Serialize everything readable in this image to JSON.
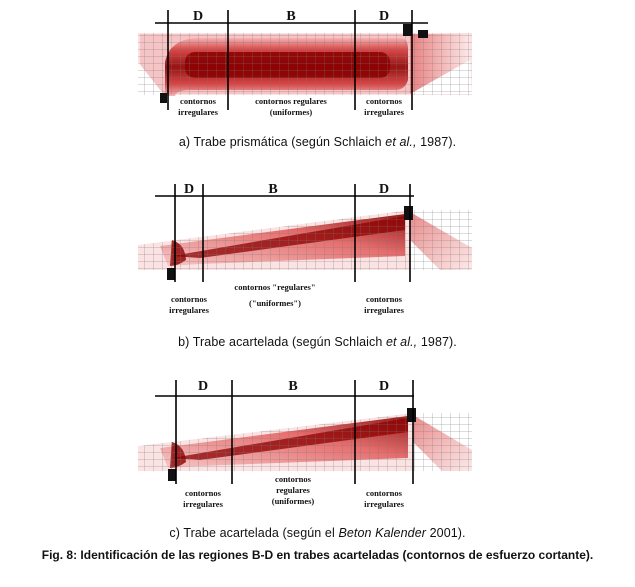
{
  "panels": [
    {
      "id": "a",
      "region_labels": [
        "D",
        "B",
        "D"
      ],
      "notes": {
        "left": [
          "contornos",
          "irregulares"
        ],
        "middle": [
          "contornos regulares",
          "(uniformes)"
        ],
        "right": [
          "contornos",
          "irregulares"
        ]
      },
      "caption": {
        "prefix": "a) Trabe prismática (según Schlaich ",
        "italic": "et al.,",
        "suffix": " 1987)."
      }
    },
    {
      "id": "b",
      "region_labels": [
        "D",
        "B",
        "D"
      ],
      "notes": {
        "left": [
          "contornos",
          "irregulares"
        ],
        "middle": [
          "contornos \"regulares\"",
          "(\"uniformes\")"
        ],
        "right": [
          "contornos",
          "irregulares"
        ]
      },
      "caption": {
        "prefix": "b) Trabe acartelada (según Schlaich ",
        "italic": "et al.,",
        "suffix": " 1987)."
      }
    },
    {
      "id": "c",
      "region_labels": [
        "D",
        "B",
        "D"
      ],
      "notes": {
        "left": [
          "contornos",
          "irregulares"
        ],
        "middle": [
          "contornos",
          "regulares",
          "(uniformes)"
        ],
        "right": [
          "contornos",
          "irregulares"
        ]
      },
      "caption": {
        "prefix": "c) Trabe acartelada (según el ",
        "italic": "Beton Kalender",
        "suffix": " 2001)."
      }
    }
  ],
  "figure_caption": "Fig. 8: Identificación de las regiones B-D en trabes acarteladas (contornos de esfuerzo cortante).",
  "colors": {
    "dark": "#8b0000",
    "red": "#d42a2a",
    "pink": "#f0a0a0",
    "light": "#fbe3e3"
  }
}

---

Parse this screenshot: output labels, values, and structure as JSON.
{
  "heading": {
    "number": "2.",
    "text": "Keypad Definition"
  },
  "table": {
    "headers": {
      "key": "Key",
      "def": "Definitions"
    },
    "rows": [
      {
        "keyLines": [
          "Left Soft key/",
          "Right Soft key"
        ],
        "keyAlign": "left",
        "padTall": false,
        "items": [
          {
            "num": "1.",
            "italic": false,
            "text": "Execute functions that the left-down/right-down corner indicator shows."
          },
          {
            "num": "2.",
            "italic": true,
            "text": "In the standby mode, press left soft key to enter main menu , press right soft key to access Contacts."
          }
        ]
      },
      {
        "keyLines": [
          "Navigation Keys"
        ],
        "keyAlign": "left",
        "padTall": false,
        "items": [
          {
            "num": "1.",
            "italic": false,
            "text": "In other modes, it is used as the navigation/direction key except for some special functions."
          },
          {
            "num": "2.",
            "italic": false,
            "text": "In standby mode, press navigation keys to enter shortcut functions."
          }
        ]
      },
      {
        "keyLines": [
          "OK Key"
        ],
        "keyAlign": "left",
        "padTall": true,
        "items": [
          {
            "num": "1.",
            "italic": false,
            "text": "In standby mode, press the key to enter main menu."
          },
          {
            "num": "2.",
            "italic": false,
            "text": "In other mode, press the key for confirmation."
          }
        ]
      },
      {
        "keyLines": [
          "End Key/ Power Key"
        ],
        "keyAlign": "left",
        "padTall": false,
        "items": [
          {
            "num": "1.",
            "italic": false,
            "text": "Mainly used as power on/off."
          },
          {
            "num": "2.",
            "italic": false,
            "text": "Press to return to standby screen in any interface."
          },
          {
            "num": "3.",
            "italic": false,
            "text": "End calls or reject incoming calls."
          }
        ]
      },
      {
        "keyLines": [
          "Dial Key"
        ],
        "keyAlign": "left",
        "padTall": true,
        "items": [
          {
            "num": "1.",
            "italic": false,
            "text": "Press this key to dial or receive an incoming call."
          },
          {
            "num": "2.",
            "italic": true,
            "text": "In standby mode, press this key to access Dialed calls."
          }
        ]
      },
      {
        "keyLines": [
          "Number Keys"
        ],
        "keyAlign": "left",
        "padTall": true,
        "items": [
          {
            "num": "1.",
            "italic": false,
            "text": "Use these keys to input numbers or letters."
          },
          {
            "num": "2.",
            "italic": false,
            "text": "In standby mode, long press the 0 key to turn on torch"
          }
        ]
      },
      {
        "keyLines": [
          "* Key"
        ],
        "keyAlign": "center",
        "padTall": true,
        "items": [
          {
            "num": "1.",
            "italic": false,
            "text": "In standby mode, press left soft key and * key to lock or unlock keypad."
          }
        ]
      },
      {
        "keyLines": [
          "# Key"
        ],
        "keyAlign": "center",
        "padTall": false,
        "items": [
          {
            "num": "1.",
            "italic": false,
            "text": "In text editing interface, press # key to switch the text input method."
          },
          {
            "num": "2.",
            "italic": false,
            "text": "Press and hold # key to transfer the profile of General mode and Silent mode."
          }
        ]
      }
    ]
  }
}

What this task involves ::
Output a single number: how many lines contain the word "incoming".

The reply ::
2